Figure record extracts
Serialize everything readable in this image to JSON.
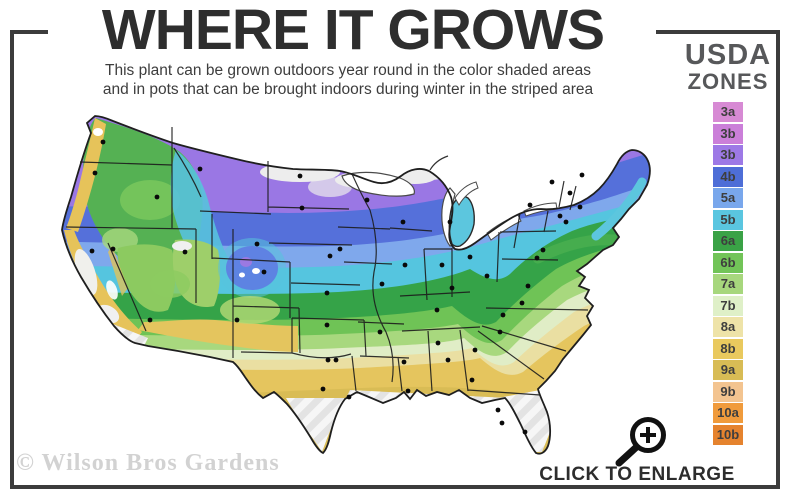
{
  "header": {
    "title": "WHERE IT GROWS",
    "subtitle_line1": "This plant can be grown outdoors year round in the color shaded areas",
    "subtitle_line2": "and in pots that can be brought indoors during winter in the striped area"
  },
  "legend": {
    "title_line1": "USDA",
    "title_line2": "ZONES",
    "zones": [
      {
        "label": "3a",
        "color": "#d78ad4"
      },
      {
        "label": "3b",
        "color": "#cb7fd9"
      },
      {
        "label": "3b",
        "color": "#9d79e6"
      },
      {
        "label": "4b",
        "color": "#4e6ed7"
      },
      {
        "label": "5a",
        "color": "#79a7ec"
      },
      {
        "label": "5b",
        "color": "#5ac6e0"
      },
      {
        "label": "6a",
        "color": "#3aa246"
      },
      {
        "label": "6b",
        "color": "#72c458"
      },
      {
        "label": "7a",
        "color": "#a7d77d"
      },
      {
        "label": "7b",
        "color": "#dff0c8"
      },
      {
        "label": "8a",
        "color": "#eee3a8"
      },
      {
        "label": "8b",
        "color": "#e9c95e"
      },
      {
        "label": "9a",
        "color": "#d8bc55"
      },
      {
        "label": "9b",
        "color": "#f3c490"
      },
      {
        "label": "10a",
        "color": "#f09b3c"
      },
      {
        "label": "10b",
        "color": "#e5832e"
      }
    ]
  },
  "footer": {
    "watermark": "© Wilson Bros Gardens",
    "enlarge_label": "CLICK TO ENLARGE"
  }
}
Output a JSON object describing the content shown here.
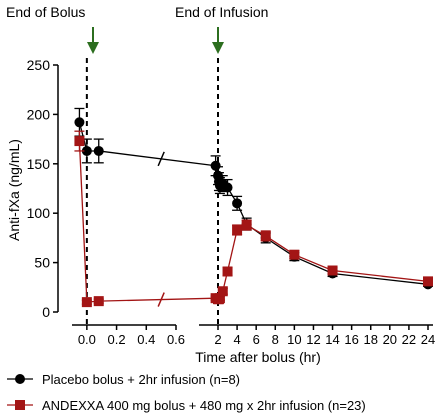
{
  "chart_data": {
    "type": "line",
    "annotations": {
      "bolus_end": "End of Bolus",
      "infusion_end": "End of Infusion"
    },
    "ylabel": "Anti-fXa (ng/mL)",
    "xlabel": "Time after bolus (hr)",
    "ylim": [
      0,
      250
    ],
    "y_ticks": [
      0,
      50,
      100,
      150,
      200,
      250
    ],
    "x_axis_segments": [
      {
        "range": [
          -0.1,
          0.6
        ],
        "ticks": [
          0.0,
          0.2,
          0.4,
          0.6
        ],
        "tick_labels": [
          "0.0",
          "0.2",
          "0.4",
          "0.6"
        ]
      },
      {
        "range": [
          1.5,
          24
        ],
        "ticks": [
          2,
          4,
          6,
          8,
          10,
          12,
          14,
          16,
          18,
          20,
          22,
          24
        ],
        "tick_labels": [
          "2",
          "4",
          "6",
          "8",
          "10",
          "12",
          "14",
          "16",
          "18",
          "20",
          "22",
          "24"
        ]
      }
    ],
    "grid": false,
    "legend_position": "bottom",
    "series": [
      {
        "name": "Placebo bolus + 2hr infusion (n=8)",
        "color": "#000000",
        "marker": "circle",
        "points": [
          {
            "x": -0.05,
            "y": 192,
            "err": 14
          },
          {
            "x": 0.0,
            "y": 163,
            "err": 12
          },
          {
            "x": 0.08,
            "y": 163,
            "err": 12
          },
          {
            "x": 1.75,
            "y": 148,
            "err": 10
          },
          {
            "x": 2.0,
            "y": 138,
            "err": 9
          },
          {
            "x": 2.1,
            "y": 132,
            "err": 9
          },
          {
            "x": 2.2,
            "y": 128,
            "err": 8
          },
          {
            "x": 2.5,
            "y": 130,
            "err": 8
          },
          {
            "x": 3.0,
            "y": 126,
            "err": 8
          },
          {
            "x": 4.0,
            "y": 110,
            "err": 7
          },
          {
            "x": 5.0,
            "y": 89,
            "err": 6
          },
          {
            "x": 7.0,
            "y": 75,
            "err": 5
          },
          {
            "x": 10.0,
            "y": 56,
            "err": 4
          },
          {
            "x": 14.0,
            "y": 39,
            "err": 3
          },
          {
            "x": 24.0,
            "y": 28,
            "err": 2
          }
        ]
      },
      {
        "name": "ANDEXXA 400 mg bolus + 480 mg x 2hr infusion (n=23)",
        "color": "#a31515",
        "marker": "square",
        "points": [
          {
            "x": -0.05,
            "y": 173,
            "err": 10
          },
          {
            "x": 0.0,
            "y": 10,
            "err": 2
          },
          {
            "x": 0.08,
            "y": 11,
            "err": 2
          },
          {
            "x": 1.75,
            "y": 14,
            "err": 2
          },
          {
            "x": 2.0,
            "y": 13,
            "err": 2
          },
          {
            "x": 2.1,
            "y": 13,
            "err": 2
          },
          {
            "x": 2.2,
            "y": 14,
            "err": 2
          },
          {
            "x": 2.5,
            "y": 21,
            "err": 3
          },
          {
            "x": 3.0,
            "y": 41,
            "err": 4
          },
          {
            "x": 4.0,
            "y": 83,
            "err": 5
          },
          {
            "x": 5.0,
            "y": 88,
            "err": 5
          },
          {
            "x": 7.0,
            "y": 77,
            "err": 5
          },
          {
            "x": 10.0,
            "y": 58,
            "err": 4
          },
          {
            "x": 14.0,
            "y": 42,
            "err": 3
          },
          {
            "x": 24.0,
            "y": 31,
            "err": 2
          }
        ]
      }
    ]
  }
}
--
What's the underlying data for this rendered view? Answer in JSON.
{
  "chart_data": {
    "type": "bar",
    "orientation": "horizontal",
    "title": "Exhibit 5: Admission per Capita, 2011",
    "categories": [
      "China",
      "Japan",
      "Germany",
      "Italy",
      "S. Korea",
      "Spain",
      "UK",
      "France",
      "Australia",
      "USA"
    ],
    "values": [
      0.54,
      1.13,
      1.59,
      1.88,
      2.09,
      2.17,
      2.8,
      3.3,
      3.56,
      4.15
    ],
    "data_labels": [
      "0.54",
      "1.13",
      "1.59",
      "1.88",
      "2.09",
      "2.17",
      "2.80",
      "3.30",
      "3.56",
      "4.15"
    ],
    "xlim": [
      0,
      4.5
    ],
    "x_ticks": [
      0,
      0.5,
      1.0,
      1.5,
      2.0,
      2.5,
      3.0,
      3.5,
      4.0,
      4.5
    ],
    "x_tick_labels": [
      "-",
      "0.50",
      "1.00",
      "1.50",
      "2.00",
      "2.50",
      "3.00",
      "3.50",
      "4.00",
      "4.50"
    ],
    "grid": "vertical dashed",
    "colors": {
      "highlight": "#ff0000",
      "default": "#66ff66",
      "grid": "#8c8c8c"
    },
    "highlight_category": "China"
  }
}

== The problem ==
Go through the listing above and pull out each line containing the word "JSON".

== Task response ==
Serialize everything readable in this image to JSON.
Output a JSON object describing the content shown here.
What's the underlying data for this rendered view? Answer in JSON.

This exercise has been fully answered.